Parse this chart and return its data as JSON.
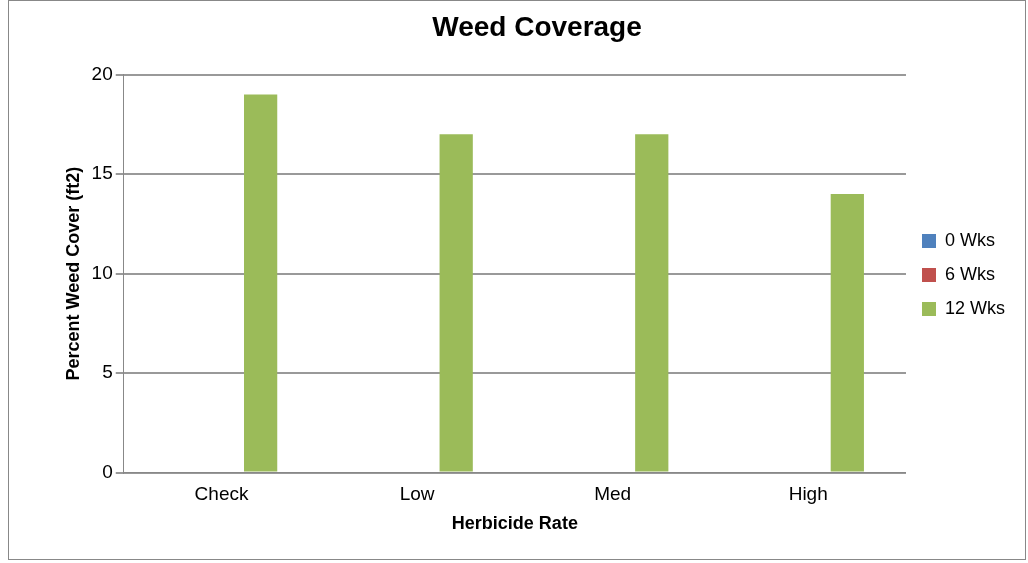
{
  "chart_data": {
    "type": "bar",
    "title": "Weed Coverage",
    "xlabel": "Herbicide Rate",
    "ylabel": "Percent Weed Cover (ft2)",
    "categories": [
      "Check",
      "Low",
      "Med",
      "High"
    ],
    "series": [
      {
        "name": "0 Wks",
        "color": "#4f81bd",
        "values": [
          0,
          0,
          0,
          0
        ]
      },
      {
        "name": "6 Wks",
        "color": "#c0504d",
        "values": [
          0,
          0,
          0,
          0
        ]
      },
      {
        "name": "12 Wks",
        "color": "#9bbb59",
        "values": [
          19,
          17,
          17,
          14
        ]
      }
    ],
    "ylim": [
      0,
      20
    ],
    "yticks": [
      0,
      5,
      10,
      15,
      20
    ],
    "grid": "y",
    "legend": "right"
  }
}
# # #
# Exercise directions
What comes back should match the records exactly, minus any pictures.

# Answer in full
Parse this chart and return its data as JSON.
{
  "chart_data": {
    "type": "bar",
    "title": "Weed Coverage",
    "xlabel": "Herbicide Rate",
    "ylabel": "Percent Weed Cover (ft2)",
    "categories": [
      "Check",
      "Low",
      "Med",
      "High"
    ],
    "series": [
      {
        "name": "0 Wks",
        "color": "#4f81bd",
        "values": [
          0,
          0,
          0,
          0
        ]
      },
      {
        "name": "6 Wks",
        "color": "#c0504d",
        "values": [
          0,
          0,
          0,
          0
        ]
      },
      {
        "name": "12 Wks",
        "color": "#9bbb59",
        "values": [
          19,
          17,
          17,
          14
        ]
      }
    ],
    "ylim": [
      0,
      20
    ],
    "yticks": [
      0,
      5,
      10,
      15,
      20
    ],
    "grid": "y",
    "legend": "right"
  }
}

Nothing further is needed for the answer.